AIM OF THE EXERCISE. Do not carry the pictures over; copy every other part of the entries exactly.

Source data:
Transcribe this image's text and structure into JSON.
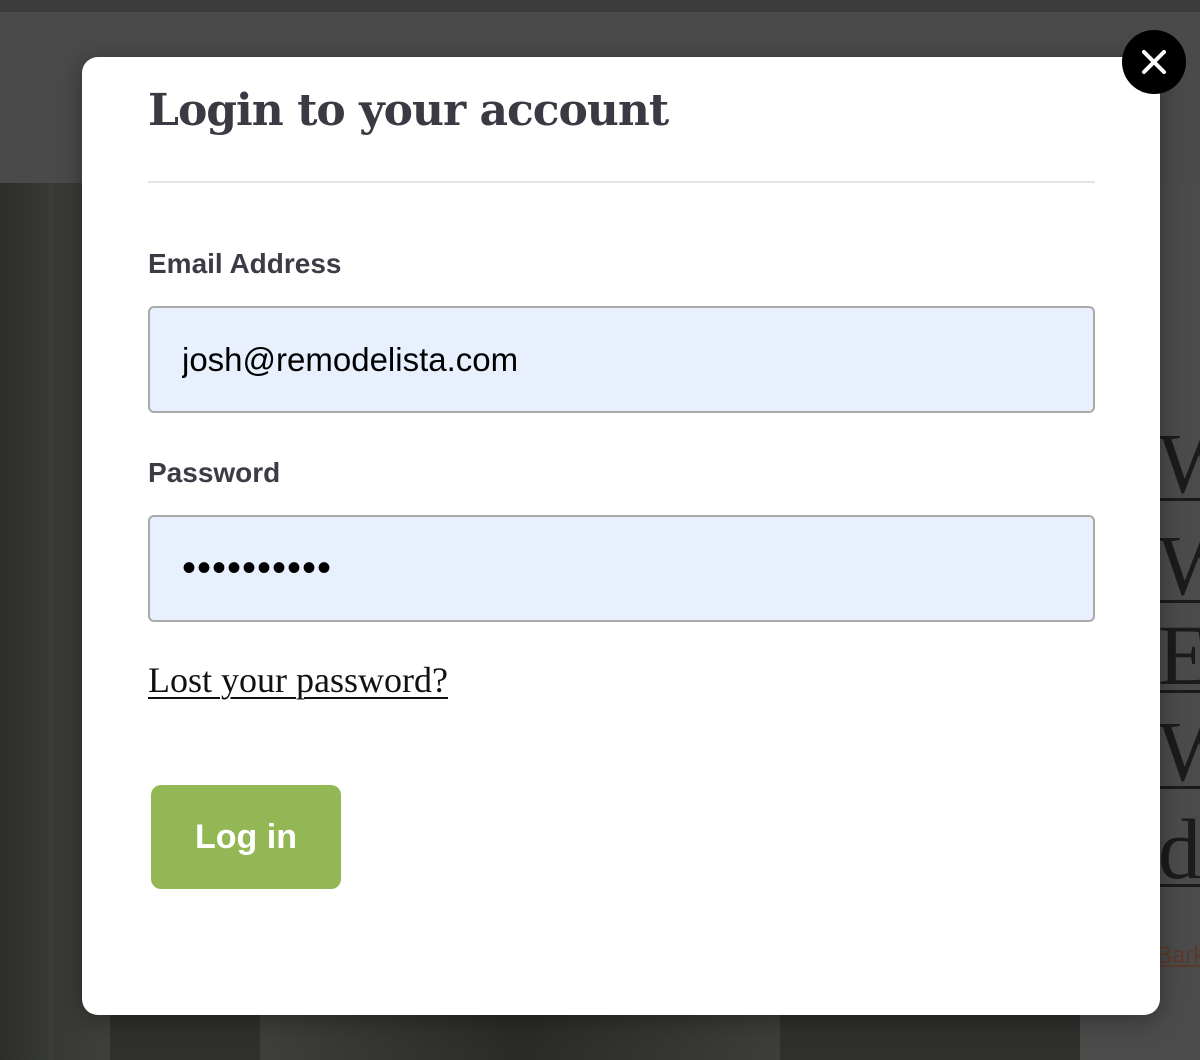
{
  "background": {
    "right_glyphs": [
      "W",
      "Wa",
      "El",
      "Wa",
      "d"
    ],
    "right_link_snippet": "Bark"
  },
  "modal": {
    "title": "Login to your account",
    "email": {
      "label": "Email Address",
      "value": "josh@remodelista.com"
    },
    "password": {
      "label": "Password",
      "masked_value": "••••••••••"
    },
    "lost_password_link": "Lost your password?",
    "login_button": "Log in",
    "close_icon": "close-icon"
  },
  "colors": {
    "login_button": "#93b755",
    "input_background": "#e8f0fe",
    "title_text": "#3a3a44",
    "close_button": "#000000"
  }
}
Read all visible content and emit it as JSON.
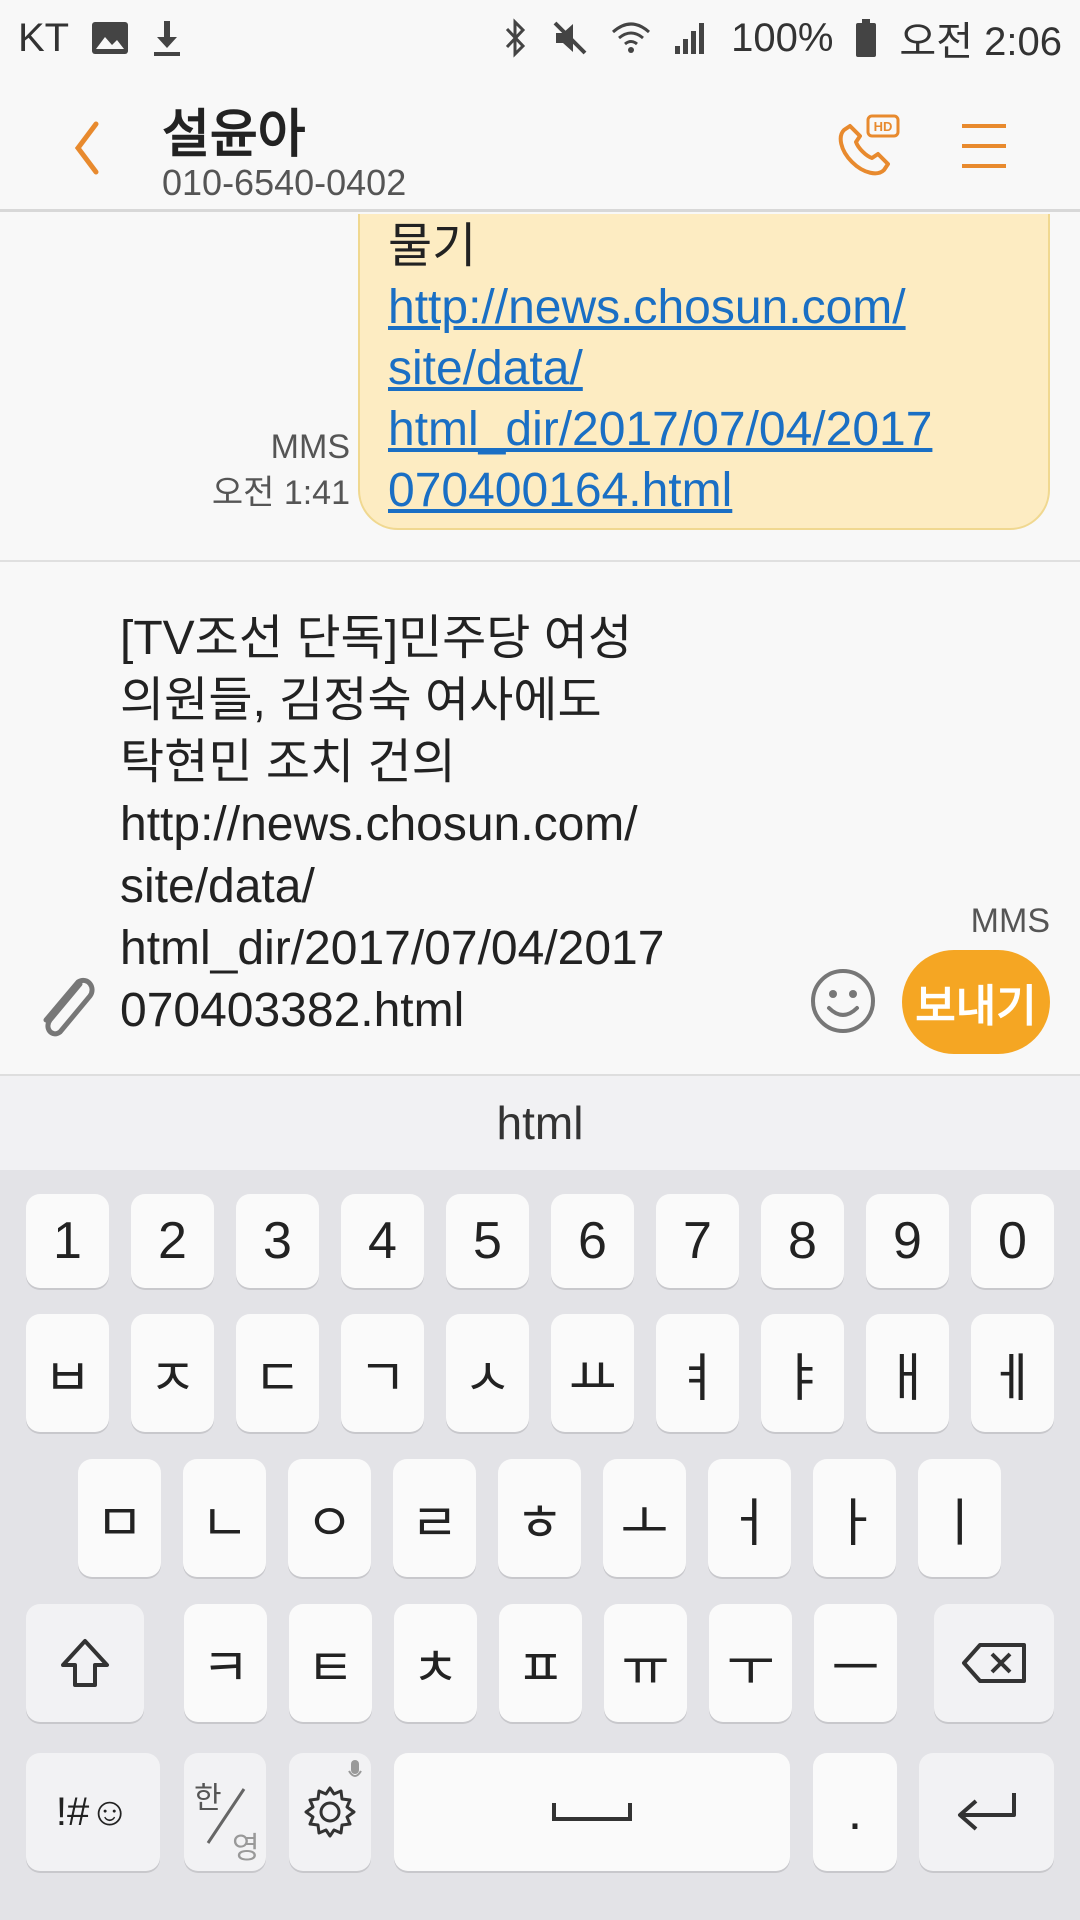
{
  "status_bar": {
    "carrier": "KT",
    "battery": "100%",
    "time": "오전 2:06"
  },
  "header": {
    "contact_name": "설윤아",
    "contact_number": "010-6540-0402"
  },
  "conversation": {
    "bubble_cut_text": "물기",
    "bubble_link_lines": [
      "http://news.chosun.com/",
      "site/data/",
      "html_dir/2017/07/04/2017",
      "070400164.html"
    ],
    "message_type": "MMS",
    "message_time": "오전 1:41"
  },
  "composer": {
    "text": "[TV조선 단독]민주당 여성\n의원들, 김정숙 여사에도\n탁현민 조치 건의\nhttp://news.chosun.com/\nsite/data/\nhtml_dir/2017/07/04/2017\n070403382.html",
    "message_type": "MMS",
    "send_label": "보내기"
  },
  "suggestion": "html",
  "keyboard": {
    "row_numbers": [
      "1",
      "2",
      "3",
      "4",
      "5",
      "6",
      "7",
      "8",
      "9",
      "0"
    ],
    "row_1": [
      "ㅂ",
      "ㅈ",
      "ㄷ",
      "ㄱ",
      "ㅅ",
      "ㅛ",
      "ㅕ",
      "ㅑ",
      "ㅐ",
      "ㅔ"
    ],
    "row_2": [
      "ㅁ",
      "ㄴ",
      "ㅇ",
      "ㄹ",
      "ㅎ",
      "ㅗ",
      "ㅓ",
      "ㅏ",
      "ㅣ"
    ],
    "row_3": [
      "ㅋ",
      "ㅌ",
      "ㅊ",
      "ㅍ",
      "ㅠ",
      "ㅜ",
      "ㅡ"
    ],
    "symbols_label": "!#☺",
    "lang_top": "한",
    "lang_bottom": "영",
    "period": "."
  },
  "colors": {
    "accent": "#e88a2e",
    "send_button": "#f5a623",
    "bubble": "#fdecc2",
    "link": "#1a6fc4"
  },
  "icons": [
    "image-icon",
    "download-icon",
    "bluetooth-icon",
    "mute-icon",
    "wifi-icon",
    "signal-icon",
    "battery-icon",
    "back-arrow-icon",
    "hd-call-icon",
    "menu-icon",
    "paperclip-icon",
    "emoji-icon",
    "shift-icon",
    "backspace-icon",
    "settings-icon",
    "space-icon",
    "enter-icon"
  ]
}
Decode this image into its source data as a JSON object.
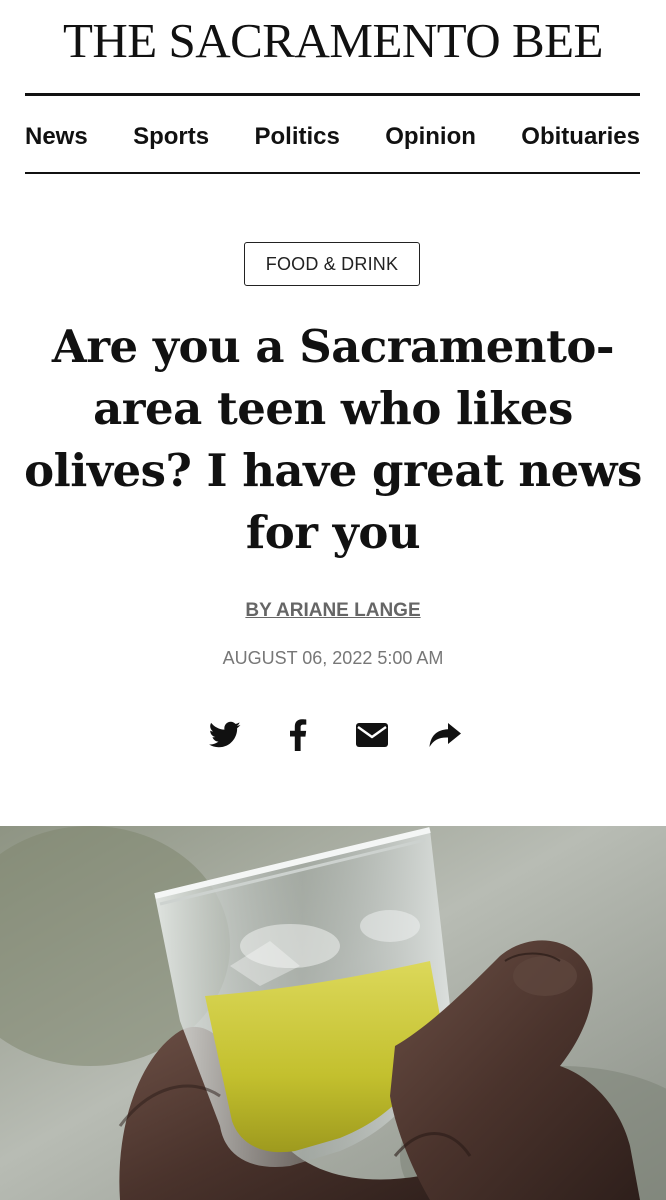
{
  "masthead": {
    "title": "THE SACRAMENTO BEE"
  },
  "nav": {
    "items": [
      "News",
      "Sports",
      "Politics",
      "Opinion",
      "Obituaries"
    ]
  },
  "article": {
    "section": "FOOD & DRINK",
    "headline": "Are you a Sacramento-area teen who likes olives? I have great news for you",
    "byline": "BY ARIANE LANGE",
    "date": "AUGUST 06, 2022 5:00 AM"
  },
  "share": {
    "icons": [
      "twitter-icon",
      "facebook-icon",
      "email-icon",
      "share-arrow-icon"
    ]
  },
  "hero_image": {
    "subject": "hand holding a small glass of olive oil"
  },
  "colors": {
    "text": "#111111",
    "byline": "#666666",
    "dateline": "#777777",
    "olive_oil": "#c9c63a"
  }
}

TASK ANSWER.
Transcribe this image's text and structure into JSON.
{
  "background": {
    "right_glyphs": [
      "W",
      "Wa",
      "El",
      "Wa",
      "d"
    ],
    "right_link_snippet": "Bark"
  },
  "modal": {
    "title": "Login to your account",
    "email": {
      "label": "Email Address",
      "value": "josh@remodelista.com"
    },
    "password": {
      "label": "Password",
      "masked_value": "••••••••••"
    },
    "lost_password_link": "Lost your password?",
    "login_button": "Log in",
    "close_icon": "close-icon"
  },
  "colors": {
    "login_button": "#93b755",
    "input_background": "#e8f0fe",
    "title_text": "#3a3a44",
    "close_button": "#000000"
  }
}
Read all visible content and emit it as JSON.
{
  "status_bar": {
    "carrier": "KT",
    "battery": "100%",
    "time": "오전 2:06"
  },
  "header": {
    "contact_name": "설윤아",
    "contact_number": "010-6540-0402"
  },
  "conversation": {
    "bubble_cut_text": "물기",
    "bubble_link_lines": [
      "http://news.chosun.com/",
      "site/data/",
      "html_dir/2017/07/04/2017",
      "070400164.html"
    ],
    "message_type": "MMS",
    "message_time": "오전 1:41"
  },
  "composer": {
    "text": "[TV조선 단독]민주당 여성\n의원들, 김정숙 여사에도\n탁현민 조치 건의\nhttp://news.chosun.com/\nsite/data/\nhtml_dir/2017/07/04/2017\n070403382.html",
    "message_type": "MMS",
    "send_label": "보내기"
  },
  "suggestion": "html",
  "keyboard": {
    "row_numbers": [
      "1",
      "2",
      "3",
      "4",
      "5",
      "6",
      "7",
      "8",
      "9",
      "0"
    ],
    "row_1": [
      "ㅂ",
      "ㅈ",
      "ㄷ",
      "ㄱ",
      "ㅅ",
      "ㅛ",
      "ㅕ",
      "ㅑ",
      "ㅐ",
      "ㅔ"
    ],
    "row_2": [
      "ㅁ",
      "ㄴ",
      "ㅇ",
      "ㄹ",
      "ㅎ",
      "ㅗ",
      "ㅓ",
      "ㅏ",
      "ㅣ"
    ],
    "row_3": [
      "ㅋ",
      "ㅌ",
      "ㅊ",
      "ㅍ",
      "ㅠ",
      "ㅜ",
      "ㅡ"
    ],
    "symbols_label": "!#☺",
    "lang_top": "한",
    "lang_bottom": "영",
    "period": "."
  },
  "colors": {
    "accent": "#e88a2e",
    "send_button": "#f5a623",
    "bubble": "#fdecc2",
    "link": "#1a6fc4"
  },
  "icons": [
    "image-icon",
    "download-icon",
    "bluetooth-icon",
    "mute-icon",
    "wifi-icon",
    "signal-icon",
    "battery-icon",
    "back-arrow-icon",
    "hd-call-icon",
    "menu-icon",
    "paperclip-icon",
    "emoji-icon",
    "shift-icon",
    "backspace-icon",
    "settings-icon",
    "space-icon",
    "enter-icon"
  ]
}
Decode this image into its source data as a JSON object.
{
  "masthead": {
    "title": "THE SACRAMENTO BEE"
  },
  "nav": {
    "items": [
      "News",
      "Sports",
      "Politics",
      "Opinion",
      "Obituaries"
    ]
  },
  "article": {
    "section": "FOOD & DRINK",
    "headline": "Are you a Sacramento-area teen who likes olives? I have great news for you",
    "byline": "BY ARIANE LANGE",
    "date": "AUGUST 06, 2022 5:00 AM"
  },
  "share": {
    "icons": [
      "twitter-icon",
      "facebook-icon",
      "email-icon",
      "share-arrow-icon"
    ]
  },
  "hero_image": {
    "subject": "hand holding a small glass of olive oil"
  },
  "colors": {
    "text": "#111111",
    "byline": "#666666",
    "dateline": "#777777",
    "olive_oil": "#c9c63a"
  }
}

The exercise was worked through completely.